■ **What the task asks**: In the records that follow, locate every line with "Schelte" and extract it.

▼

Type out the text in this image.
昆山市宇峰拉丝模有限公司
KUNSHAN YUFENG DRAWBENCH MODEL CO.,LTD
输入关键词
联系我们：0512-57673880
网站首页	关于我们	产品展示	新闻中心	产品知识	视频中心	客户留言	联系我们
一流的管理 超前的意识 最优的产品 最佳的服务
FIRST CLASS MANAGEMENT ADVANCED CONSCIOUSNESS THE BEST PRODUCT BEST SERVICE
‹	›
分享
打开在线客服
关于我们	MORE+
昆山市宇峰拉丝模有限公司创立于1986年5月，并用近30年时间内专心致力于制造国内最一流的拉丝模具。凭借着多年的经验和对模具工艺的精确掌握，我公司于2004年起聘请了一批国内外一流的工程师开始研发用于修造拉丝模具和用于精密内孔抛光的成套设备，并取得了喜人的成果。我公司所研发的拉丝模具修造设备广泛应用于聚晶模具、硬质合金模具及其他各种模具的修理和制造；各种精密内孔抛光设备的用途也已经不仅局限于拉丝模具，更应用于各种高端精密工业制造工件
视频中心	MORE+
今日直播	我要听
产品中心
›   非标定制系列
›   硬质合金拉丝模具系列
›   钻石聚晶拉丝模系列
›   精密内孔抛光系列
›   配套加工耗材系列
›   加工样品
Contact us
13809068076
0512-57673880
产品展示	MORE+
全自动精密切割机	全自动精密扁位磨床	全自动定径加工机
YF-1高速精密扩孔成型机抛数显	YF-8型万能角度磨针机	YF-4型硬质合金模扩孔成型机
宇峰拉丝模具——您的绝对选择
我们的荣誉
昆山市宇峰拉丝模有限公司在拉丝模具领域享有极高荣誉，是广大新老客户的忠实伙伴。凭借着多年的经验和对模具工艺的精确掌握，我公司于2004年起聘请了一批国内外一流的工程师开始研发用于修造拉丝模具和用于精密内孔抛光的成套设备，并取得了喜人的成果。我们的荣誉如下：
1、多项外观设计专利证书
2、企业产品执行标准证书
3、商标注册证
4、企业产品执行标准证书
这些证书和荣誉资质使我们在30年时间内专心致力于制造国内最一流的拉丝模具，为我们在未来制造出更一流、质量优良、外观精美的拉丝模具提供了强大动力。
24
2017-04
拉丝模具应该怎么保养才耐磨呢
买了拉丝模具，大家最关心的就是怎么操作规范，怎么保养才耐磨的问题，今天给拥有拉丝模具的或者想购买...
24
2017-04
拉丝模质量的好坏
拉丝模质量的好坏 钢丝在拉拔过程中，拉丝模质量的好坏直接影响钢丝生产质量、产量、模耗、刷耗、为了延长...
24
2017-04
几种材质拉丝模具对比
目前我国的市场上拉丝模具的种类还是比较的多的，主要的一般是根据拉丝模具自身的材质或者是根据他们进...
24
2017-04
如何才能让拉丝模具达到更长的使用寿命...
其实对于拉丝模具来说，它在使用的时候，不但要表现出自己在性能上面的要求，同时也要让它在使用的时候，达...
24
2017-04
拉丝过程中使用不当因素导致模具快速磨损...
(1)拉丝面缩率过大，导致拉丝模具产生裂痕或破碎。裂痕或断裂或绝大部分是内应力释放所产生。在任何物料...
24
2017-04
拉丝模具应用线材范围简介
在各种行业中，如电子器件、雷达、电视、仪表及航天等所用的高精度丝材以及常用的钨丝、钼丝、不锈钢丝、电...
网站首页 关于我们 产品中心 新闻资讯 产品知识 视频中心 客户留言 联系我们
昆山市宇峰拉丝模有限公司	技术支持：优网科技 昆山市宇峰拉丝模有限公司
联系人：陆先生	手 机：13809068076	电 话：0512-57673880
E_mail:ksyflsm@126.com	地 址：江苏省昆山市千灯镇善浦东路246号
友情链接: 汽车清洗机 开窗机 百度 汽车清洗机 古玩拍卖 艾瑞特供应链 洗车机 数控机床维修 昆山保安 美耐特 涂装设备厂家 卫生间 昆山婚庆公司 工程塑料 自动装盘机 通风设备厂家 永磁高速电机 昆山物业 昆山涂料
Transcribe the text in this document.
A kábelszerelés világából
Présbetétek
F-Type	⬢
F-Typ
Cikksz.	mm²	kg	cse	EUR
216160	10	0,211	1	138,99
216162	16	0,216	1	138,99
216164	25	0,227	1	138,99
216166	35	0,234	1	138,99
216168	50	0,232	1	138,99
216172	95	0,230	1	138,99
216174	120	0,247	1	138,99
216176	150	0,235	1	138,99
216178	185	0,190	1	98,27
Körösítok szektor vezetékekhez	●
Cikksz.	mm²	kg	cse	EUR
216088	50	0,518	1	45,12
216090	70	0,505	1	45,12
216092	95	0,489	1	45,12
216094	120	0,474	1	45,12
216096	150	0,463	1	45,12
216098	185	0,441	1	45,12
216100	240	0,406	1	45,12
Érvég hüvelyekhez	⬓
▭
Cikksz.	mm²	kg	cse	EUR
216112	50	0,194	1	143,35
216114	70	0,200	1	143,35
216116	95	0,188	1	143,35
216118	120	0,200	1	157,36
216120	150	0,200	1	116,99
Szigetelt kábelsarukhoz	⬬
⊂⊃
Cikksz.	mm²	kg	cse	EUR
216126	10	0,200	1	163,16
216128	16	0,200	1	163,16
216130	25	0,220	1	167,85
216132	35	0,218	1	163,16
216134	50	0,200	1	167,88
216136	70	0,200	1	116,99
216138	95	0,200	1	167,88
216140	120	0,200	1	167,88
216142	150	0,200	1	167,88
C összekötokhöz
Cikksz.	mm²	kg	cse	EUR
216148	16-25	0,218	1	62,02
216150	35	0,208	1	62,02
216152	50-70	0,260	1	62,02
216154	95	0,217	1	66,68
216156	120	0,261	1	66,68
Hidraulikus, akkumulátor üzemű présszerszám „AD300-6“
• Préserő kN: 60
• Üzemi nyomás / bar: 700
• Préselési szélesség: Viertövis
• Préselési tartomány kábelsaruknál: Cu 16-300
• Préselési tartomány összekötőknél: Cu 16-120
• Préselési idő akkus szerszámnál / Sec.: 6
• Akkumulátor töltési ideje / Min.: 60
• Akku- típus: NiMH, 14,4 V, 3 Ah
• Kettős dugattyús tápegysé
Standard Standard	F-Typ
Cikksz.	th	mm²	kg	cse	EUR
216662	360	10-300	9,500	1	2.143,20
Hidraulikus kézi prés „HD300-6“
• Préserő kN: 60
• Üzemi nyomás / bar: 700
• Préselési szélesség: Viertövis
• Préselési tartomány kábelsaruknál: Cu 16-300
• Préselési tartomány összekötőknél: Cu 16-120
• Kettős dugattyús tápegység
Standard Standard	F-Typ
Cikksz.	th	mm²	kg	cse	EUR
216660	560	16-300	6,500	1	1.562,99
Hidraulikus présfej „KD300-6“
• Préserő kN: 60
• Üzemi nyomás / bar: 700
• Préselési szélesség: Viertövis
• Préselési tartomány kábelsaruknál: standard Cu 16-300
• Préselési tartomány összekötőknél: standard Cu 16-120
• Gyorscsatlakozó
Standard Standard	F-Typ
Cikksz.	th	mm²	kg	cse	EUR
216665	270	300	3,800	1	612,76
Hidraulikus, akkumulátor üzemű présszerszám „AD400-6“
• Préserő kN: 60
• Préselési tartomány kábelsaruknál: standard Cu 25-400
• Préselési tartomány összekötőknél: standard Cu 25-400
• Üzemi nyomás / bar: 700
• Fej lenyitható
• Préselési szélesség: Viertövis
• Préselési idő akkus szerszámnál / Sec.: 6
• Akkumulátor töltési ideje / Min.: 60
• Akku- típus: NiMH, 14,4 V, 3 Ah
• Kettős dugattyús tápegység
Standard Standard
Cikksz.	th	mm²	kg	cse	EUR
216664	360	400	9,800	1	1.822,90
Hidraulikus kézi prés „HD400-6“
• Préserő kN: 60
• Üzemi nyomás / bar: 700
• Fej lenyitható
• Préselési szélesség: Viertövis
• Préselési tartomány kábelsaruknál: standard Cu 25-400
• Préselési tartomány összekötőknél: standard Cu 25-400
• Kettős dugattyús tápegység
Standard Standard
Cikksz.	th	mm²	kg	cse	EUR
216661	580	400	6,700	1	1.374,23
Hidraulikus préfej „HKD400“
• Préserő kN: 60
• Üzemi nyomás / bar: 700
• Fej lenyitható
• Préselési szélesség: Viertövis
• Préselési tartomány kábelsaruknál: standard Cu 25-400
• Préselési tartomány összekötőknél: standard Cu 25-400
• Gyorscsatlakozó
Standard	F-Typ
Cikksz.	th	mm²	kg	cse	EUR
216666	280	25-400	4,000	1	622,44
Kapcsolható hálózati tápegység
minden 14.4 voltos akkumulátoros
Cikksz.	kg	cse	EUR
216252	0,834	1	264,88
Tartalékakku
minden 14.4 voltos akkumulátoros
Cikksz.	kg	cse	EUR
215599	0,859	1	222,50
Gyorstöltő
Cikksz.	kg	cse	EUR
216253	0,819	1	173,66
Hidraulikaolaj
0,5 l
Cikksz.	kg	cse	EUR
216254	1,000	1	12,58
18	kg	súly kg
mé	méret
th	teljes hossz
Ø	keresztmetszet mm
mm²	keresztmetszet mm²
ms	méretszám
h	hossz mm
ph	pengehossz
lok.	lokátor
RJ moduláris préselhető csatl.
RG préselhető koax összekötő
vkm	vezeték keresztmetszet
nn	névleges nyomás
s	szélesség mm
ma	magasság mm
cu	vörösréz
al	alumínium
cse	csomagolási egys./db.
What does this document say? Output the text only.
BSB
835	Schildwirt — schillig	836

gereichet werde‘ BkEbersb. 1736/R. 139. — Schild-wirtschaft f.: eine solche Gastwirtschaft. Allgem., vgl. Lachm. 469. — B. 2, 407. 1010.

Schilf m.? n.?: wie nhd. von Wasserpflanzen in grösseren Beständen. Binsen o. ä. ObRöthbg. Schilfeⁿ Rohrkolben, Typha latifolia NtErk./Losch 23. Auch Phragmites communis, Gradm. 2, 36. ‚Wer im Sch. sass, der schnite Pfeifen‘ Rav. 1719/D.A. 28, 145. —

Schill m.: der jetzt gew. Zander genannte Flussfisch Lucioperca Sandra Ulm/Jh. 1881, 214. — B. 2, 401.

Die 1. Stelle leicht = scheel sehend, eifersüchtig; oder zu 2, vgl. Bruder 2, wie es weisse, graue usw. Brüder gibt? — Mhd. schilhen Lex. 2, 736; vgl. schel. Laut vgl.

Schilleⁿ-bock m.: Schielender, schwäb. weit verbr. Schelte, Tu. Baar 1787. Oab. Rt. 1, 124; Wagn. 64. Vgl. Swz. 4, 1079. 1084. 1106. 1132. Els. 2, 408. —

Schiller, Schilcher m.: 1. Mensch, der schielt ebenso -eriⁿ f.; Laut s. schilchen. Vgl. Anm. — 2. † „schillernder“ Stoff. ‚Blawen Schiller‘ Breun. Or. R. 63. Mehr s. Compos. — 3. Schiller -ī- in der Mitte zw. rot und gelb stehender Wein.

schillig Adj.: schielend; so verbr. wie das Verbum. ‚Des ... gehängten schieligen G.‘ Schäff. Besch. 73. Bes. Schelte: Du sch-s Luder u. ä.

▲

■ **Answer in full**:
Schilleⁿ-bock m.: Schielender, schwäb. weit verbr. Schelte, Tu. Baar 1787. Oab. Rt. 1, 124; Wagn. 64. Vgl. Swz. 4, 1079. 1084. 1106. 1132. Els. 2, 408. —
schillig Adj.: schielend; so verbr. wie das Verbum. ‚Des ... gehängten schieligen G.‘ Schäff. Besch. 73. Bes. Schelte: Du sch-s Luder u. ä.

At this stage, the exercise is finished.